- _Description of the task_:
Print the records below word for word, but leave out the pictures.

- _Listing_:

________________

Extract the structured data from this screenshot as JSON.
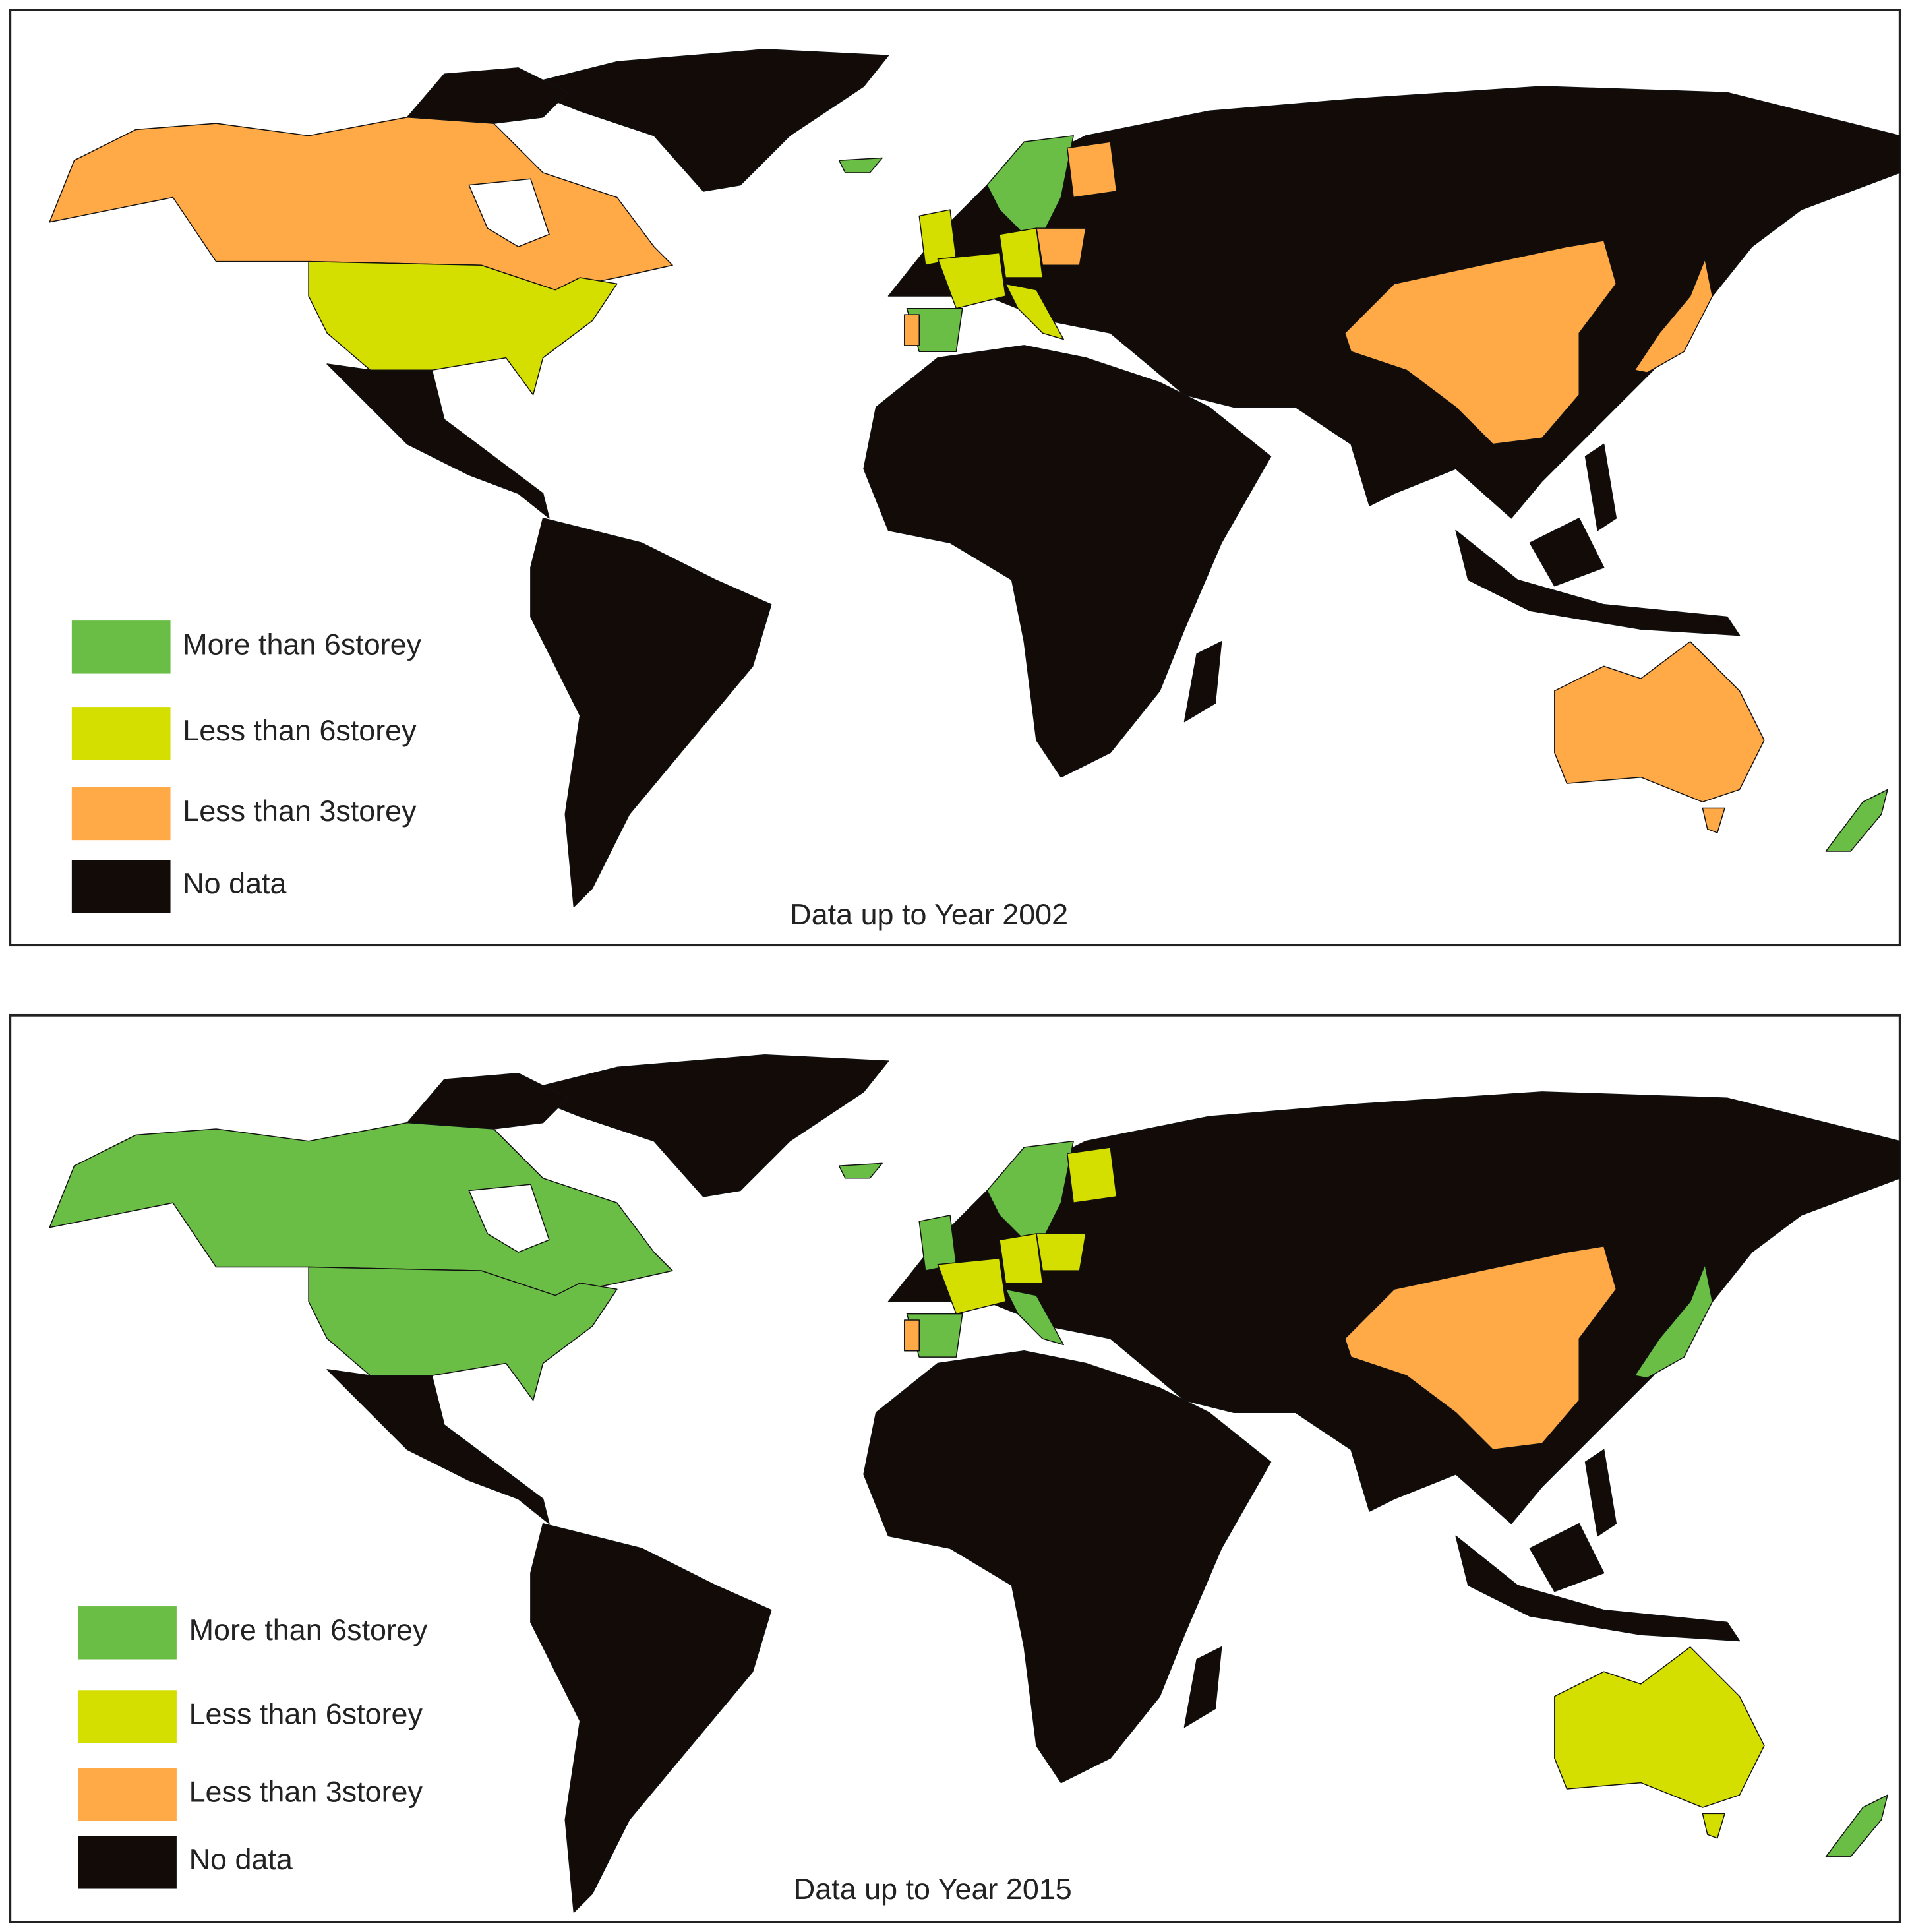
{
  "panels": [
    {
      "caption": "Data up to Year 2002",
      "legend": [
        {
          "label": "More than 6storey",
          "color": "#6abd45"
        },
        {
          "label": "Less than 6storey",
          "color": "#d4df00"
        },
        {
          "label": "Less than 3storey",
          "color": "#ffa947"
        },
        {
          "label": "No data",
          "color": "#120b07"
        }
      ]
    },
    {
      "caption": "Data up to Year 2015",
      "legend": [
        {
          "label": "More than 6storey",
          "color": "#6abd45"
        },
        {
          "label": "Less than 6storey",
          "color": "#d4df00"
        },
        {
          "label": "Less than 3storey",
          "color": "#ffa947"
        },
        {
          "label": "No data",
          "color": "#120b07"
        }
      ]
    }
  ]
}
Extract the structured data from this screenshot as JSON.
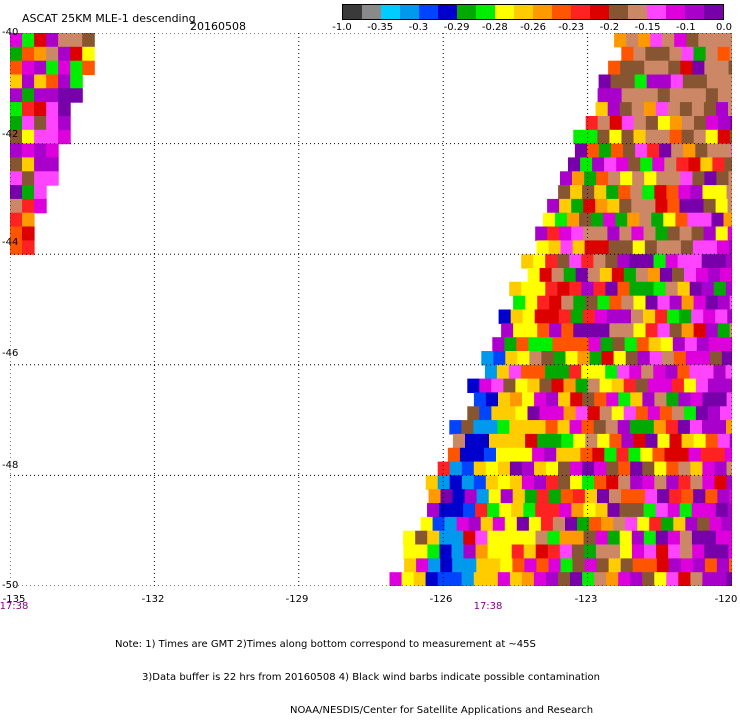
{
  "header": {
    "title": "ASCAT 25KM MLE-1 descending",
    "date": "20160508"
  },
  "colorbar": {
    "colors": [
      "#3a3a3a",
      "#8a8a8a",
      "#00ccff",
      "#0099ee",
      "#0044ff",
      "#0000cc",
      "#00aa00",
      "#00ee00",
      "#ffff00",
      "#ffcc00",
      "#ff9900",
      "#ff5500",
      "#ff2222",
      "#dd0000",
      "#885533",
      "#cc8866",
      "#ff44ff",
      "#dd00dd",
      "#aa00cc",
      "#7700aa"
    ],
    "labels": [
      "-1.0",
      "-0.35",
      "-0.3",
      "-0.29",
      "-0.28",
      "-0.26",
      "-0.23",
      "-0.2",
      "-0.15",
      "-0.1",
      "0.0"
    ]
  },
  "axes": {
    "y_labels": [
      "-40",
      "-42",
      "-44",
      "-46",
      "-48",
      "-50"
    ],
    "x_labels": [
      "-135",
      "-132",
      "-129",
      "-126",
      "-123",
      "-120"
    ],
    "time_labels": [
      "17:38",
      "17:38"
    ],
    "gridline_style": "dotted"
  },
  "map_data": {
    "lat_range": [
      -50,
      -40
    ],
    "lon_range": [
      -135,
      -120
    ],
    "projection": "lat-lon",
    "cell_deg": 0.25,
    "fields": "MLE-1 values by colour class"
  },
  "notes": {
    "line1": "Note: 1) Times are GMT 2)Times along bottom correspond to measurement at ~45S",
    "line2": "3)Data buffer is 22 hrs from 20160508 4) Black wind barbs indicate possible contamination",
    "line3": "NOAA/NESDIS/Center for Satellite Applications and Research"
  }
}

________________

- _Full answer_:
Extract the structured data from this screenshot as JSON.
{
  "panels": [
    {
      "caption": "Data up to Year 2002",
      "legend": [
        {
          "label": "More than 6storey",
          "color": "#6abd45"
        },
        {
          "label": "Less than 6storey",
          "color": "#d4df00"
        },
        {
          "label": "Less than 3storey",
          "color": "#ffa947"
        },
        {
          "label": "No data",
          "color": "#120b07"
        }
      ]
    },
    {
      "caption": "Data up to Year 2015",
      "legend": [
        {
          "label": "More than 6storey",
          "color": "#6abd45"
        },
        {
          "label": "Less than 6storey",
          "color": "#d4df00"
        },
        {
          "label": "Less than 3storey",
          "color": "#ffa947"
        },
        {
          "label": "No data",
          "color": "#120b07"
        }
      ]
    }
  ]
}
Extract the structured data from this screenshot as JSON.
{
  "header": {
    "title": "ASCAT 25KM MLE-1 descending",
    "date": "20160508"
  },
  "colorbar": {
    "colors": [
      "#3a3a3a",
      "#8a8a8a",
      "#00ccff",
      "#0099ee",
      "#0044ff",
      "#0000cc",
      "#00aa00",
      "#00ee00",
      "#ffff00",
      "#ffcc00",
      "#ff9900",
      "#ff5500",
      "#ff2222",
      "#dd0000",
      "#885533",
      "#cc8866",
      "#ff44ff",
      "#dd00dd",
      "#aa00cc",
      "#7700aa"
    ],
    "labels": [
      "-1.0",
      "-0.35",
      "-0.3",
      "-0.29",
      "-0.28",
      "-0.26",
      "-0.23",
      "-0.2",
      "-0.15",
      "-0.1",
      "0.0"
    ]
  },
  "axes": {
    "y_labels": [
      "-40",
      "-42",
      "-44",
      "-46",
      "-48",
      "-50"
    ],
    "x_labels": [
      "-135",
      "-132",
      "-129",
      "-126",
      "-123",
      "-120"
    ],
    "time_labels": [
      "17:38",
      "17:38"
    ],
    "gridline_style": "dotted"
  },
  "map_data": {
    "lat_range": [
      -50,
      -40
    ],
    "lon_range": [
      -135,
      -120
    ],
    "projection": "lat-lon",
    "cell_deg": 0.25,
    "fields": "MLE-1 values by colour class"
  },
  "notes": {
    "line1": "Note: 1) Times are GMT 2)Times along bottom correspond to measurement at ~45S",
    "line2": "3)Data buffer is 22 hrs from 20160508 4) Black wind barbs indicate possible contamination",
    "line3": "NOAA/NESDIS/Center for Satellite Applications and Research"
  }
}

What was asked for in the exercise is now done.